The request:
Your task is to repeat the entries underneath exactly, minus the pictures.

Entries from a visual dataset:
___

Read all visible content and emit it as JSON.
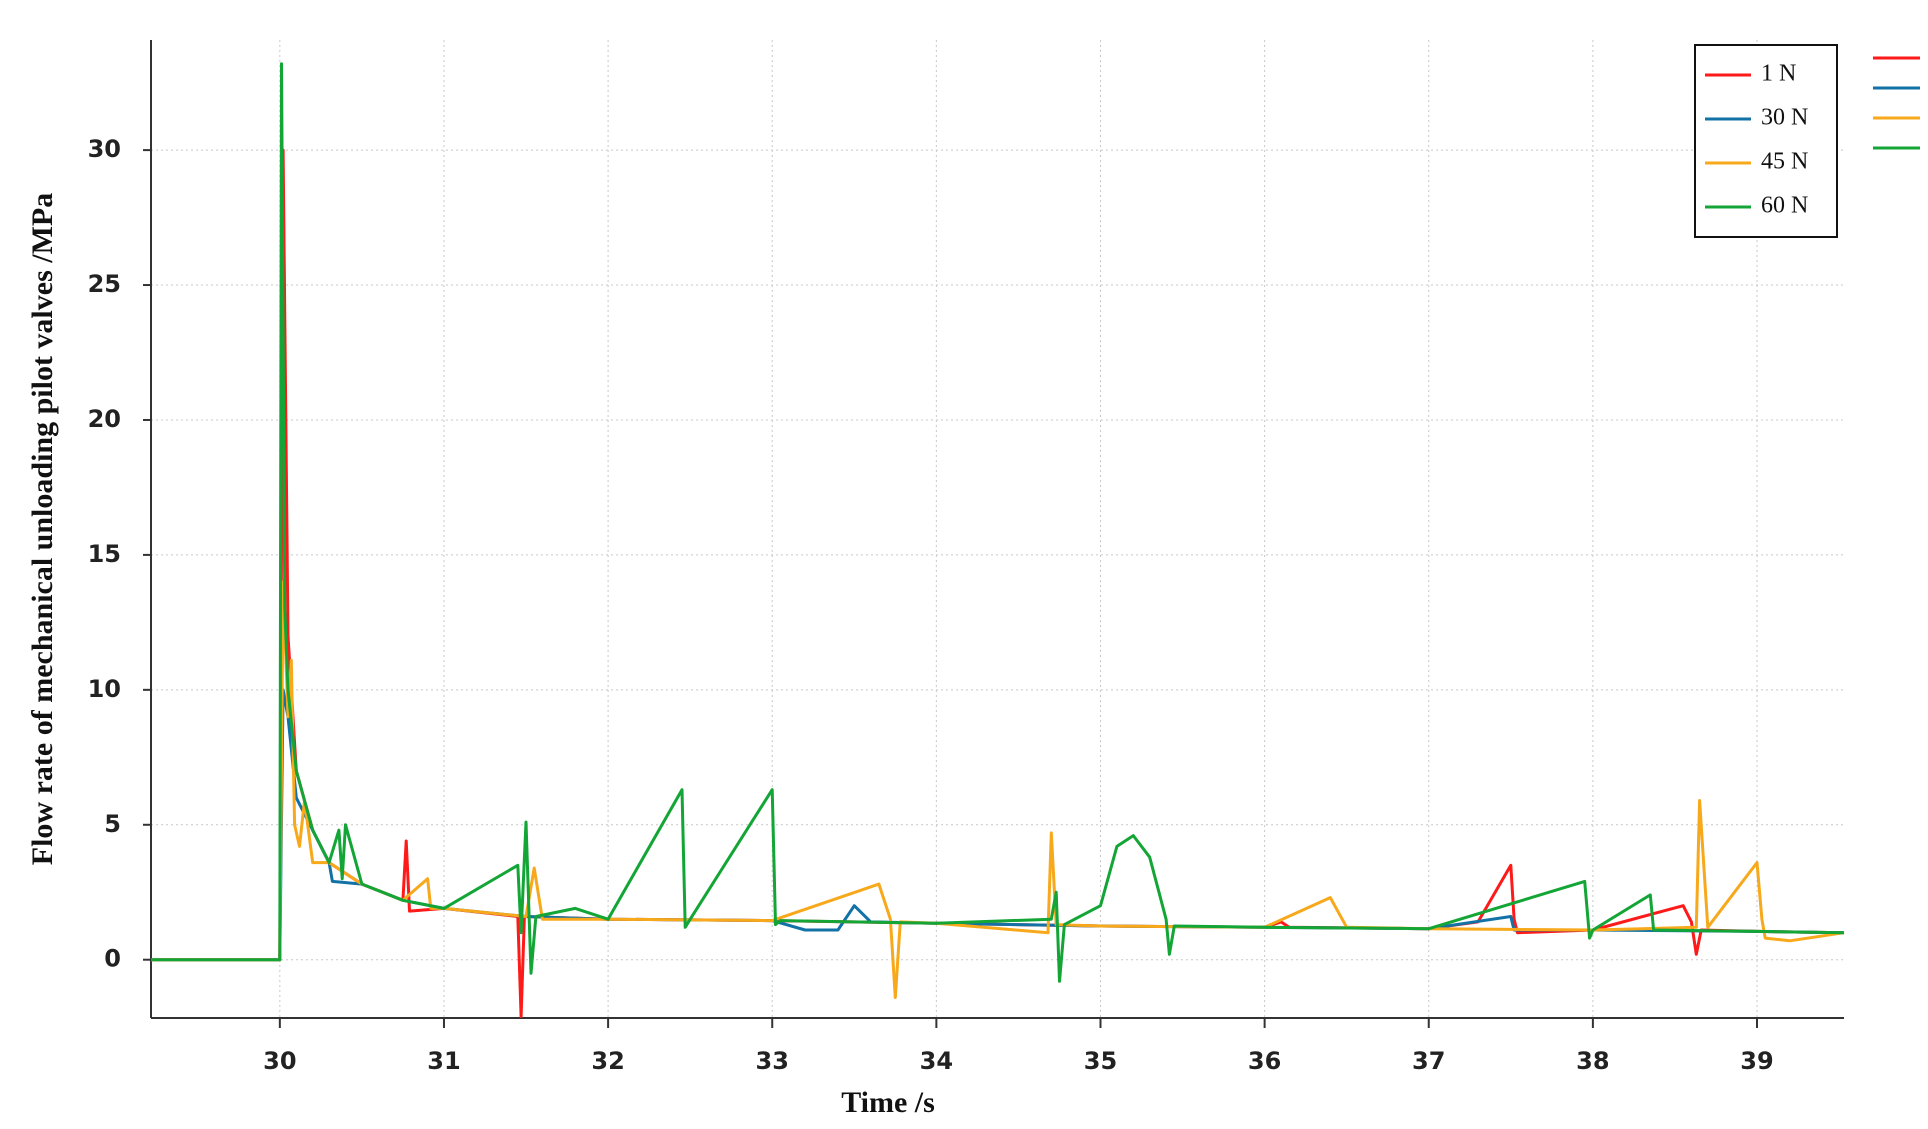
{
  "chart_data": {
    "type": "line",
    "xlabel": "Time /s",
    "ylabel": "Flow rate of mechanical unloading pilot valves /MPa",
    "xlim": [
      29.215,
      39.53
    ],
    "ylim": [
      -2.16,
      34.08
    ],
    "xticks": [
      30,
      31,
      32,
      33,
      34,
      35,
      36,
      37,
      38,
      39
    ],
    "yticks": [
      0,
      5,
      10,
      15,
      20,
      25,
      30
    ],
    "grid": true,
    "legend": "upper right",
    "series": [
      {
        "name": "1 N",
        "color": "#ff1a1a",
        "x": [
          29.215,
          29.999,
          30.0,
          30.02,
          30.05,
          30.1,
          30.2,
          30.3,
          30.5,
          30.75,
          30.77,
          30.79,
          31.0,
          31.45,
          31.47,
          31.49,
          32.0,
          33.0,
          34.0,
          35.0,
          36.0,
          36.1,
          36.15,
          37.0,
          37.3,
          37.5,
          37.52,
          37.54,
          38.0,
          38.55,
          38.6,
          38.63,
          38.66,
          39.0,
          39.53
        ],
        "values": [
          0,
          0,
          0,
          30,
          12,
          7,
          4.8,
          3.6,
          2.8,
          2.2,
          4.4,
          1.8,
          1.9,
          1.6,
          -2.1,
          1.6,
          1.5,
          1.45,
          1.35,
          1.25,
          1.2,
          1.4,
          1.2,
          1.15,
          1.4,
          3.5,
          1.5,
          1.0,
          1.1,
          2.0,
          1.4,
          0.2,
          1.1,
          1.05,
          1.0
        ]
      },
      {
        "name": "30 N",
        "color": "#1272a6",
        "x": [
          29.215,
          29.999,
          30.0,
          30.02,
          30.05,
          30.1,
          30.2,
          30.3,
          30.32,
          30.5,
          30.75,
          31.0,
          31.5,
          32.0,
          33.0,
          33.2,
          33.4,
          33.5,
          33.6,
          34.0,
          35.0,
          36.0,
          37.0,
          37.5,
          37.52,
          38.0,
          39.0,
          39.53
        ],
        "values": [
          0,
          0,
          0,
          10,
          9,
          6,
          4.8,
          3.6,
          2.9,
          2.8,
          2.2,
          1.9,
          1.6,
          1.5,
          1.45,
          1.1,
          1.1,
          2.0,
          1.4,
          1.35,
          1.25,
          1.2,
          1.15,
          1.6,
          1.1,
          1.1,
          1.05,
          1.0
        ]
      },
      {
        "name": "45 N",
        "color": "#f7a81b",
        "x": [
          29.215,
          29.999,
          30.0,
          30.02,
          30.05,
          30.07,
          30.09,
          30.12,
          30.15,
          30.2,
          30.3,
          30.5,
          30.75,
          30.9,
          30.92,
          31.0,
          31.5,
          31.55,
          31.6,
          32.0,
          33.0,
          33.65,
          33.72,
          33.75,
          33.78,
          34.0,
          34.68,
          34.7,
          34.73,
          35.0,
          36.0,
          36.4,
          36.5,
          37.0,
          38.0,
          38.63,
          38.65,
          38.7,
          39.0,
          39.03,
          39.05,
          39.2,
          39.53
        ],
        "values": [
          0,
          0,
          0,
          14,
          9,
          11.1,
          5,
          4.2,
          5.9,
          3.6,
          3.6,
          2.8,
          2.2,
          3.0,
          1.9,
          1.9,
          1.6,
          3.4,
          1.5,
          1.5,
          1.45,
          2.8,
          1.5,
          -1.4,
          1.4,
          1.35,
          1.0,
          4.7,
          1.3,
          1.25,
          1.2,
          2.3,
          1.2,
          1.15,
          1.1,
          1.2,
          5.9,
          1.2,
          3.6,
          1.5,
          0.8,
          0.7,
          1.0
        ]
      },
      {
        "name": "60 N",
        "color": "#13a536",
        "x": [
          29.215,
          29.999,
          30.0,
          30.01,
          30.03,
          30.05,
          30.1,
          30.2,
          30.3,
          30.36,
          30.38,
          30.4,
          30.5,
          30.75,
          31.0,
          31.45,
          31.47,
          31.5,
          31.53,
          31.56,
          31.8,
          32.0,
          32.45,
          32.47,
          32.5,
          33.0,
          33.02,
          33.05,
          34.0,
          34.7,
          34.73,
          34.75,
          34.78,
          35.0,
          35.1,
          35.2,
          35.3,
          35.4,
          35.42,
          35.45,
          36.0,
          37.0,
          37.95,
          37.98,
          38.0,
          38.35,
          38.37,
          39.0,
          39.53
        ],
        "values": [
          0,
          0,
          0,
          33.2,
          13,
          10,
          7,
          4.8,
          3.6,
          4.8,
          3.0,
          5.0,
          2.8,
          2.2,
          1.9,
          3.5,
          1.0,
          5.1,
          -0.5,
          1.6,
          1.9,
          1.5,
          6.3,
          1.2,
          1.5,
          6.3,
          1.3,
          1.45,
          1.35,
          1.5,
          2.5,
          -0.8,
          1.3,
          2.0,
          4.2,
          4.6,
          3.8,
          1.5,
          0.2,
          1.25,
          1.2,
          1.15,
          2.9,
          0.8,
          1.1,
          2.4,
          1.1,
          1.05,
          1.0
        ]
      }
    ]
  }
}
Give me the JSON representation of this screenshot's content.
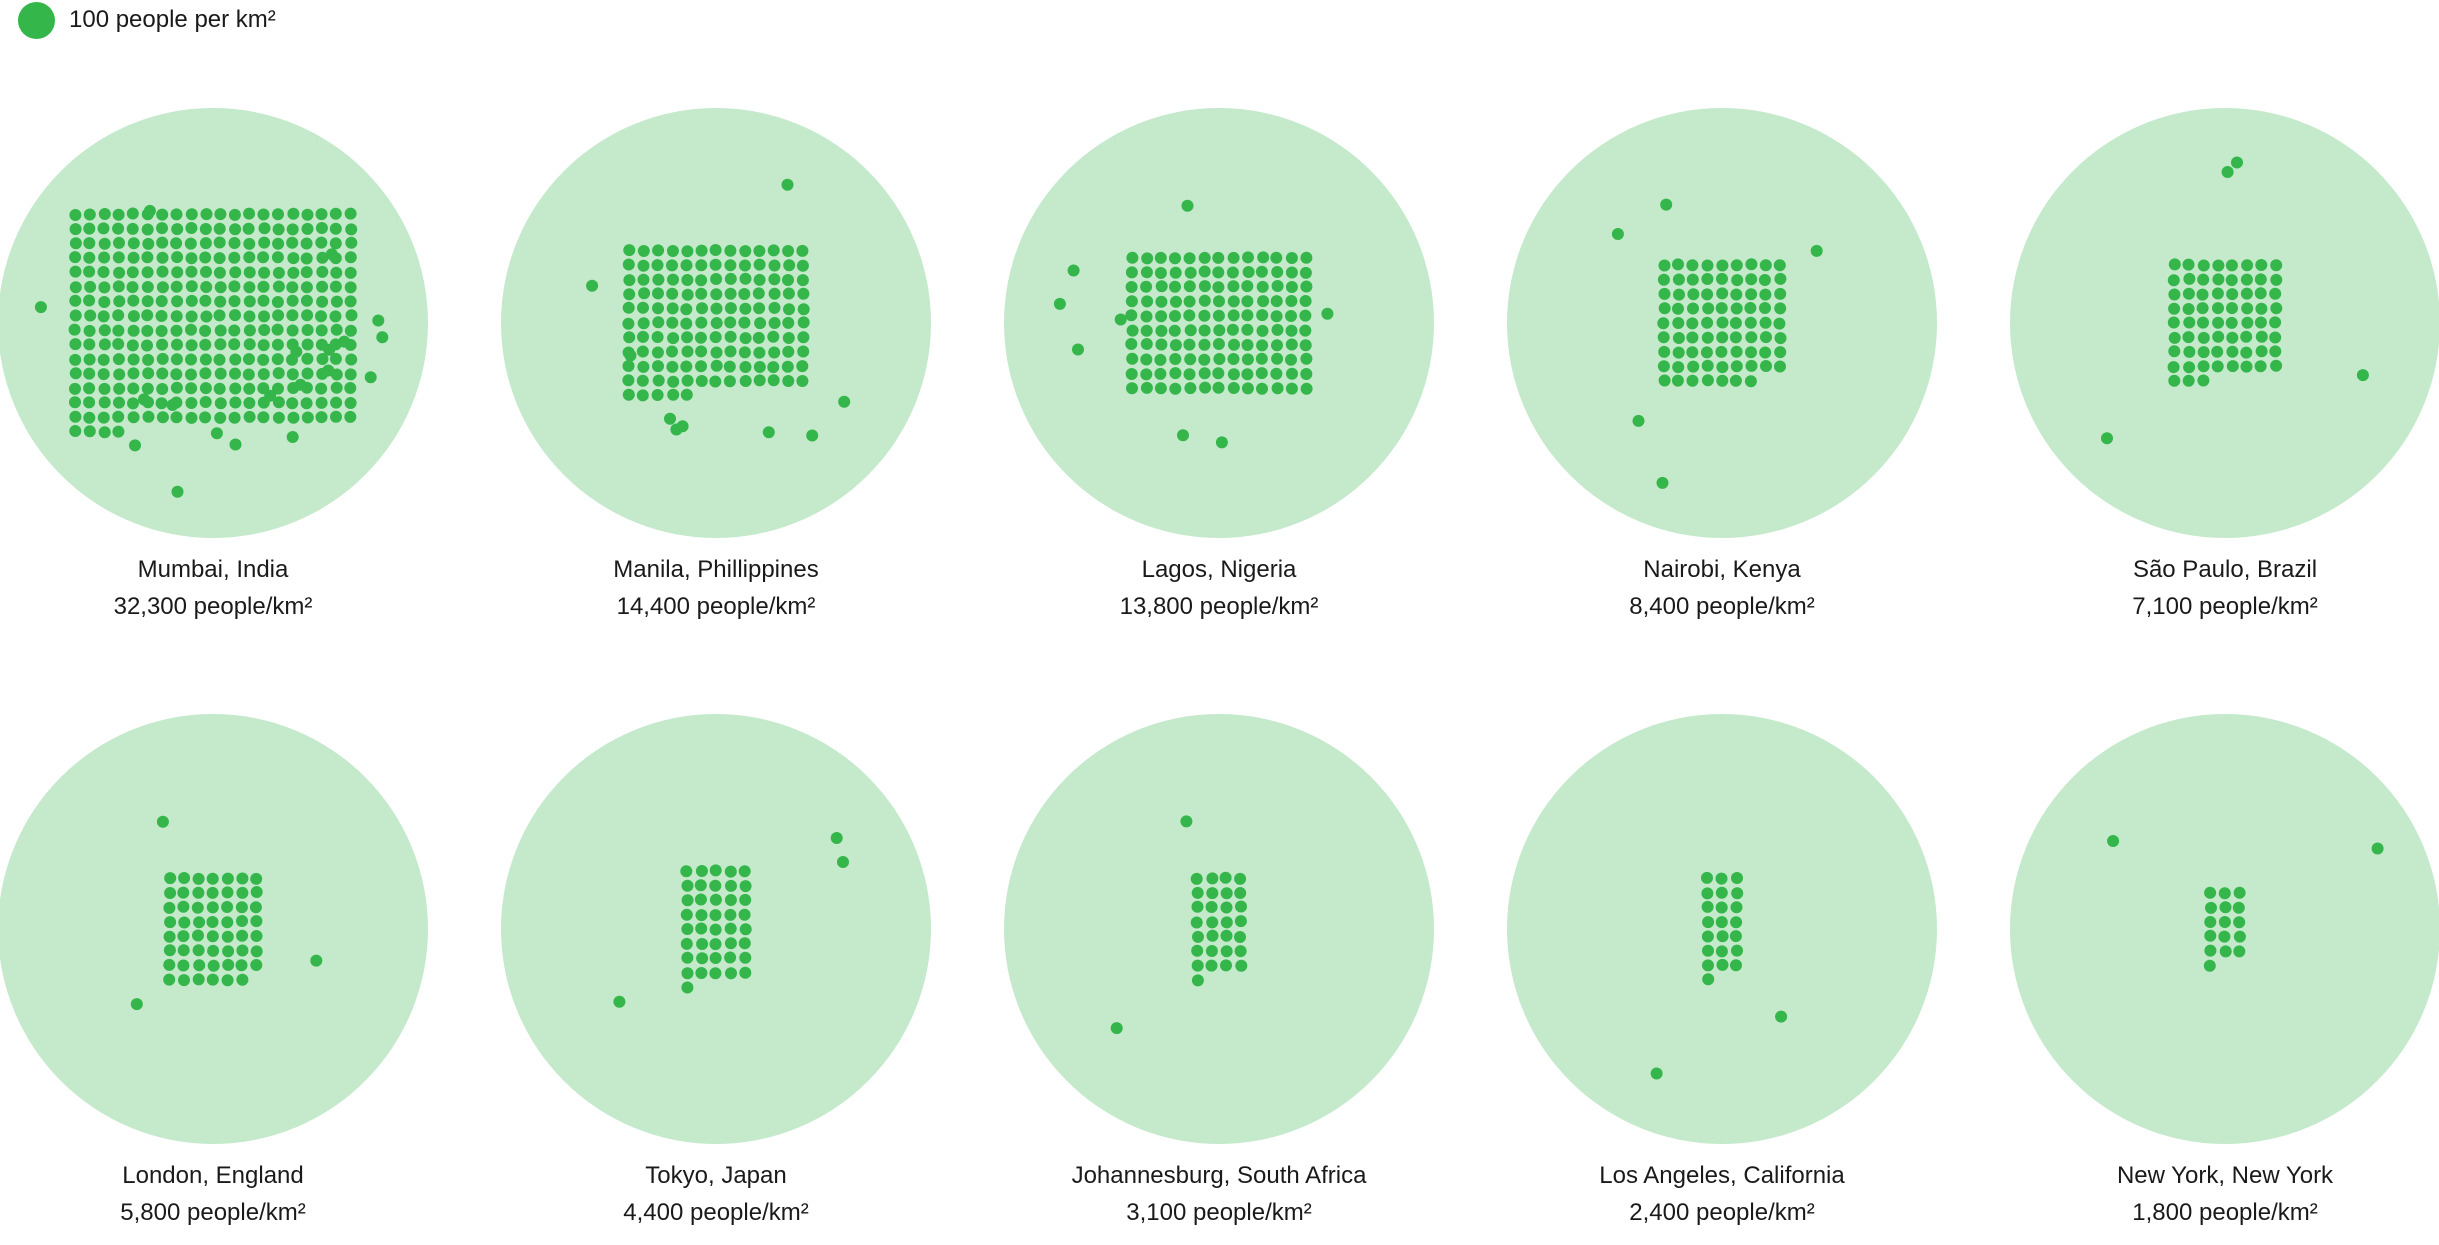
{
  "legend": {
    "text": "100 people per km²"
  },
  "colors": {
    "dot": "#35b64a",
    "circle": "#c4e9cb",
    "text": "#1a1a1a"
  },
  "chart_data": {
    "type": "unit-dot",
    "unit": "100 people per km²",
    "cities": [
      {
        "name": "Mumbai, India",
        "density_label": "32,300 people/km²",
        "density": 32300
      },
      {
        "name": "Manila, Phillippines",
        "density_label": "14,400 people/km²",
        "density": 14400
      },
      {
        "name": "Lagos, Nigeria",
        "density_label": "13,800 people/km²",
        "density": 13800
      },
      {
        "name": "Nairobi, Kenya",
        "density_label": "8,400 people/km²",
        "density": 8400
      },
      {
        "name": "São Paulo, Brazil",
        "density_label": "7,100 people/km²",
        "density": 7100
      },
      {
        "name": "London, England",
        "density_label": "5,800 people/km²",
        "density": 5800
      },
      {
        "name": "Tokyo, Japan",
        "density_label": "4,400 people/km²",
        "density": 4400
      },
      {
        "name": "Johannesburg, South Africa",
        "density_label": "3,100 people/km²",
        "density": 3100
      },
      {
        "name": "Los Angeles, California",
        "density_label": "2,400 people/km²",
        "density": 2400
      },
      {
        "name": "New York, New York",
        "density_label": "1,800 people/km²",
        "density": 1800
      }
    ]
  }
}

___

Exercise answer:
Read all visible content and emit it as JSON.
{
  "chart_data": {
    "type": "line",
    "xlabel": "Time /s",
    "ylabel": "Flow rate of mechanical unloading pilot valves /MPa",
    "xlim": [
      29.215,
      39.53
    ],
    "ylim": [
      -2.16,
      34.08
    ],
    "xticks": [
      30,
      31,
      32,
      33,
      34,
      35,
      36,
      37,
      38,
      39
    ],
    "yticks": [
      0,
      5,
      10,
      15,
      20,
      25,
      30
    ],
    "grid": true,
    "legend": "upper right",
    "series": [
      {
        "name": "1 N",
        "color": "#ff1a1a",
        "x": [
          29.215,
          29.999,
          30.0,
          30.02,
          30.05,
          30.1,
          30.2,
          30.3,
          30.5,
          30.75,
          30.77,
          30.79,
          31.0,
          31.45,
          31.47,
          31.49,
          32.0,
          33.0,
          34.0,
          35.0,
          36.0,
          36.1,
          36.15,
          37.0,
          37.3,
          37.5,
          37.52,
          37.54,
          38.0,
          38.55,
          38.6,
          38.63,
          38.66,
          39.0,
          39.53
        ],
        "values": [
          0,
          0,
          0,
          30,
          12,
          7,
          4.8,
          3.6,
          2.8,
          2.2,
          4.4,
          1.8,
          1.9,
          1.6,
          -2.1,
          1.6,
          1.5,
          1.45,
          1.35,
          1.25,
          1.2,
          1.4,
          1.2,
          1.15,
          1.4,
          3.5,
          1.5,
          1.0,
          1.1,
          2.0,
          1.4,
          0.2,
          1.1,
          1.05,
          1.0
        ]
      },
      {
        "name": "30 N",
        "color": "#1272a6",
        "x": [
          29.215,
          29.999,
          30.0,
          30.02,
          30.05,
          30.1,
          30.2,
          30.3,
          30.32,
          30.5,
          30.75,
          31.0,
          31.5,
          32.0,
          33.0,
          33.2,
          33.4,
          33.5,
          33.6,
          34.0,
          35.0,
          36.0,
          37.0,
          37.5,
          37.52,
          38.0,
          39.0,
          39.53
        ],
        "values": [
          0,
          0,
          0,
          10,
          9,
          6,
          4.8,
          3.6,
          2.9,
          2.8,
          2.2,
          1.9,
          1.6,
          1.5,
          1.45,
          1.1,
          1.1,
          2.0,
          1.4,
          1.35,
          1.25,
          1.2,
          1.15,
          1.6,
          1.1,
          1.1,
          1.05,
          1.0
        ]
      },
      {
        "name": "45 N",
        "color": "#f7a81b",
        "x": [
          29.215,
          29.999,
          30.0,
          30.02,
          30.05,
          30.07,
          30.09,
          30.12,
          30.15,
          30.2,
          30.3,
          30.5,
          30.75,
          30.9,
          30.92,
          31.0,
          31.5,
          31.55,
          31.6,
          32.0,
          33.0,
          33.65,
          33.72,
          33.75,
          33.78,
          34.0,
          34.68,
          34.7,
          34.73,
          35.0,
          36.0,
          36.4,
          36.5,
          37.0,
          38.0,
          38.63,
          38.65,
          38.7,
          39.0,
          39.03,
          39.05,
          39.2,
          39.53
        ],
        "values": [
          0,
          0,
          0,
          14,
          9,
          11.1,
          5,
          4.2,
          5.9,
          3.6,
          3.6,
          2.8,
          2.2,
          3.0,
          1.9,
          1.9,
          1.6,
          3.4,
          1.5,
          1.5,
          1.45,
          2.8,
          1.5,
          -1.4,
          1.4,
          1.35,
          1.0,
          4.7,
          1.3,
          1.25,
          1.2,
          2.3,
          1.2,
          1.15,
          1.1,
          1.2,
          5.9,
          1.2,
          3.6,
          1.5,
          0.8,
          0.7,
          1.0
        ]
      },
      {
        "name": "60 N",
        "color": "#13a536",
        "x": [
          29.215,
          29.999,
          30.0,
          30.01,
          30.03,
          30.05,
          30.1,
          30.2,
          30.3,
          30.36,
          30.38,
          30.4,
          30.5,
          30.75,
          31.0,
          31.45,
          31.47,
          31.5,
          31.53,
          31.56,
          31.8,
          32.0,
          32.45,
          32.47,
          32.5,
          33.0,
          33.02,
          33.05,
          34.0,
          34.7,
          34.73,
          34.75,
          34.78,
          35.0,
          35.1,
          35.2,
          35.3,
          35.4,
          35.42,
          35.45,
          36.0,
          37.0,
          37.95,
          37.98,
          38.0,
          38.35,
          38.37,
          39.0,
          39.53
        ],
        "values": [
          0,
          0,
          0,
          33.2,
          13,
          10,
          7,
          4.8,
          3.6,
          4.8,
          3.0,
          5.0,
          2.8,
          2.2,
          1.9,
          3.5,
          1.0,
          5.1,
          -0.5,
          1.6,
          1.9,
          1.5,
          6.3,
          1.2,
          1.5,
          6.3,
          1.3,
          1.45,
          1.35,
          1.5,
          2.5,
          -0.8,
          1.3,
          2.0,
          4.2,
          4.6,
          3.8,
          1.5,
          0.2,
          1.25,
          1.2,
          1.15,
          2.9,
          0.8,
          1.1,
          2.4,
          1.1,
          1.05,
          1.0
        ]
      }
    ]
  }
}
Give me the JSON representation of this screenshot's content.
{
  "legend": {
    "text": "100 people per km²"
  },
  "colors": {
    "dot": "#35b64a",
    "circle": "#c4e9cb",
    "text": "#1a1a1a"
  },
  "chart_data": {
    "type": "unit-dot",
    "unit": "100 people per km²",
    "cities": [
      {
        "name": "Mumbai, India",
        "density_label": "32,300 people/km²",
        "density": 32300
      },
      {
        "name": "Manila, Phillippines",
        "density_label": "14,400 people/km²",
        "density": 14400
      },
      {
        "name": "Lagos, Nigeria",
        "density_label": "13,800 people/km²",
        "density": 13800
      },
      {
        "name": "Nairobi, Kenya",
        "density_label": "8,400 people/km²",
        "density": 8400
      },
      {
        "name": "São Paulo, Brazil",
        "density_label": "7,100 people/km²",
        "density": 7100
      },
      {
        "name": "London, England",
        "density_label": "5,800 people/km²",
        "density": 5800
      },
      {
        "name": "Tokyo, Japan",
        "density_label": "4,400 people/km²",
        "density": 4400
      },
      {
        "name": "Johannesburg, South Africa",
        "density_label": "3,100 people/km²",
        "density": 3100
      },
      {
        "name": "Los Angeles, California",
        "density_label": "2,400 people/km²",
        "density": 2400
      },
      {
        "name": "New York, New York",
        "density_label": "1,800 people/km²",
        "density": 1800
      }
    ]
  }
}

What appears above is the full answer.